Begin Stored data

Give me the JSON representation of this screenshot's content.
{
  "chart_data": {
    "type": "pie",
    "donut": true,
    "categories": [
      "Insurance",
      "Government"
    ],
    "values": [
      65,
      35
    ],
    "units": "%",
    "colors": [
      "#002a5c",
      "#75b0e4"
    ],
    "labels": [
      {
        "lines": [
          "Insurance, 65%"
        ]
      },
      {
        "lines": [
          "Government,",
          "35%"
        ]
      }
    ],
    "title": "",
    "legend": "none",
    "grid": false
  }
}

End Stored data

◆ **Exercise description**
Reproduce each entry from the records above, character for character.

◆ **Written answer**
Give me the JSON representation of this screenshot's content.
{
  "chart_data": {
    "type": "pie",
    "donut": true,
    "categories": [
      "Insurance",
      "Government"
    ],
    "values": [
      65,
      35
    ],
    "units": "%",
    "colors": [
      "#002a5c",
      "#75b0e4"
    ],
    "labels": [
      {
        "lines": [
          "Insurance, 65%"
        ]
      },
      {
        "lines": [
          "Government,",
          "35%"
        ]
      }
    ],
    "title": "",
    "legend": "none",
    "grid": false
  }
}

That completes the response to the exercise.